▶ _Work instructions_
Locate the string "circulación" in the listing below. Copy every line where it is found.

Stored records
* * * * * * * * *
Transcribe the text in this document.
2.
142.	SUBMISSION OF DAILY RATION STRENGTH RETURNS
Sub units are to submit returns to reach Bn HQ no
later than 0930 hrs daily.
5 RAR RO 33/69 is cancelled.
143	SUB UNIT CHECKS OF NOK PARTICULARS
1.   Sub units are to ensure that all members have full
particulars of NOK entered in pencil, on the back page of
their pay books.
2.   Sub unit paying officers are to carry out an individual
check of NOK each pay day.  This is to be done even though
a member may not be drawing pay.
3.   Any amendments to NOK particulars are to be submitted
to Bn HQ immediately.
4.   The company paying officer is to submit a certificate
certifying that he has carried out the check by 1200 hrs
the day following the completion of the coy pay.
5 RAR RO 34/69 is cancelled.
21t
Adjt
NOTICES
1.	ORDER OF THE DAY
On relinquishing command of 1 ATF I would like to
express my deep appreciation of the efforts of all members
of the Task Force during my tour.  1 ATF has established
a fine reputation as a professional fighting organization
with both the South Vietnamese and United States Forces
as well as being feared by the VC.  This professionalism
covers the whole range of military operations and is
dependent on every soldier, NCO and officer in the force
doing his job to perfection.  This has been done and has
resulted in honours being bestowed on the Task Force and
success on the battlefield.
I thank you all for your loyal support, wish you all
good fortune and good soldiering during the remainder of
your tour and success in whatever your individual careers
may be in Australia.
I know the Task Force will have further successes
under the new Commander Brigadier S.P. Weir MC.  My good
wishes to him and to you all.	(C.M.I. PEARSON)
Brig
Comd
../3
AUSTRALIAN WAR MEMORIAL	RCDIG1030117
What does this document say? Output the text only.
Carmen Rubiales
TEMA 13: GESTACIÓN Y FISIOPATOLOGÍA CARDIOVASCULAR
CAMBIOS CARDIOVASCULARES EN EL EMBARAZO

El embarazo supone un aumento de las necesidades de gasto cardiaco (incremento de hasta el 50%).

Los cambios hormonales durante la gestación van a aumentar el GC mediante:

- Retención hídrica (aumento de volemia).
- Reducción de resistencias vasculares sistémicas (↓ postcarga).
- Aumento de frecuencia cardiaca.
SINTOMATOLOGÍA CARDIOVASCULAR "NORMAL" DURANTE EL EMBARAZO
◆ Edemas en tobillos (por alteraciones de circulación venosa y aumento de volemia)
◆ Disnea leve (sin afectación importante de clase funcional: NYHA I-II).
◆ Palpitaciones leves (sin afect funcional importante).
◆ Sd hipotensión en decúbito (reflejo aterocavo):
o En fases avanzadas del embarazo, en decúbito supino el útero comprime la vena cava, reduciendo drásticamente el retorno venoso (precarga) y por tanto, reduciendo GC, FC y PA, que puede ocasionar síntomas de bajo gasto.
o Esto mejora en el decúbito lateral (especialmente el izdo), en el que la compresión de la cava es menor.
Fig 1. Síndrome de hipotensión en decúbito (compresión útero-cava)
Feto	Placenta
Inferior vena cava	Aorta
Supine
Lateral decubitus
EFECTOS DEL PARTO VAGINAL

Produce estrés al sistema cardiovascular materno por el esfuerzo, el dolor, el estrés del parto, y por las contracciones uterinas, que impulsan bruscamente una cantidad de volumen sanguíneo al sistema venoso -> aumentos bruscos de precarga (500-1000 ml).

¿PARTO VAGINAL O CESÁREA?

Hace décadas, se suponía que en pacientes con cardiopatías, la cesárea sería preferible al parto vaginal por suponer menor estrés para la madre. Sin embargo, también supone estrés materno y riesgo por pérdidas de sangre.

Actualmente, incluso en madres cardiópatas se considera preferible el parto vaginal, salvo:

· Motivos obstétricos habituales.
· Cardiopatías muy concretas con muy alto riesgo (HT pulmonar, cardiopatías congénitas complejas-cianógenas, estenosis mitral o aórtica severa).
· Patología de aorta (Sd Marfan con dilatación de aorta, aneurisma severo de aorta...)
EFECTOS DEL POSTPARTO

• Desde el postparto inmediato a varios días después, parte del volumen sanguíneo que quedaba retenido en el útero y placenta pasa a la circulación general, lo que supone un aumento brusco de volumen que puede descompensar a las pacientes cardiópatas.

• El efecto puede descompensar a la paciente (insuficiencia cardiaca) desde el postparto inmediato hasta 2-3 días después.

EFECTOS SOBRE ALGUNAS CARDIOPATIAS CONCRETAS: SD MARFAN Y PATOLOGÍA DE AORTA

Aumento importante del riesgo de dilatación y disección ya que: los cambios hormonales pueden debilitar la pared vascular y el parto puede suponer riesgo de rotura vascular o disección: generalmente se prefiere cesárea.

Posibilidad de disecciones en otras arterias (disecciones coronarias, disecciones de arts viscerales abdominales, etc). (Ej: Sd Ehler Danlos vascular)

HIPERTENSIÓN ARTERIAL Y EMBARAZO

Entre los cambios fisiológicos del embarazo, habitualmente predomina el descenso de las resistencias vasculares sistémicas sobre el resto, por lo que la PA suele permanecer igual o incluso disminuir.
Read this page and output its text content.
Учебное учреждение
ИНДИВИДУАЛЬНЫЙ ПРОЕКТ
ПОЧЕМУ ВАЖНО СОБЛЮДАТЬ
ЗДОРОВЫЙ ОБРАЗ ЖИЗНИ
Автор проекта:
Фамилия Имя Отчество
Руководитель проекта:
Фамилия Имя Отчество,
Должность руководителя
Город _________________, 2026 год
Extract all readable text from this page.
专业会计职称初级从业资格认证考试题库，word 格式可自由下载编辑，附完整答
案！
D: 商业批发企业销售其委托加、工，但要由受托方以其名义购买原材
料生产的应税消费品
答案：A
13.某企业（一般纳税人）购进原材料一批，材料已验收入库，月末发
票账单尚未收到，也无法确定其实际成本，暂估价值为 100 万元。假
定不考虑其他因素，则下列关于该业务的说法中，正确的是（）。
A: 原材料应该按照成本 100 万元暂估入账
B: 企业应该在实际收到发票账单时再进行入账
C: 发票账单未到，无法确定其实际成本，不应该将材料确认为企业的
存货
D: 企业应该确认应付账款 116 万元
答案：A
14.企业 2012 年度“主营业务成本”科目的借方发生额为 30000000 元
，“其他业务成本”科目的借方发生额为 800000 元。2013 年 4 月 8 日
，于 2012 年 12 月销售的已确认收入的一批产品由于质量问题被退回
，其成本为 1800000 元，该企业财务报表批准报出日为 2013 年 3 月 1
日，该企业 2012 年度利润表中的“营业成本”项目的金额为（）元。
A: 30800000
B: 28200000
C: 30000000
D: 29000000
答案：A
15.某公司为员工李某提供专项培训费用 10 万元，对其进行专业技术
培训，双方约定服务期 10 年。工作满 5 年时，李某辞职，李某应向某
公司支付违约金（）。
* * * * * * * * *
▶ _Written response_
◆ Edemas en tobillos (por alteraciones de circulación venosa y aumento de volemia)
• Desde el postparto inmediato a varios días después, parte del volumen sanguíneo que quedaba retenido en el útero y placenta pasa a la circulación general, lo que supone un aumento brusco de volumen que puede descompensar a las pacientes cardiópatas.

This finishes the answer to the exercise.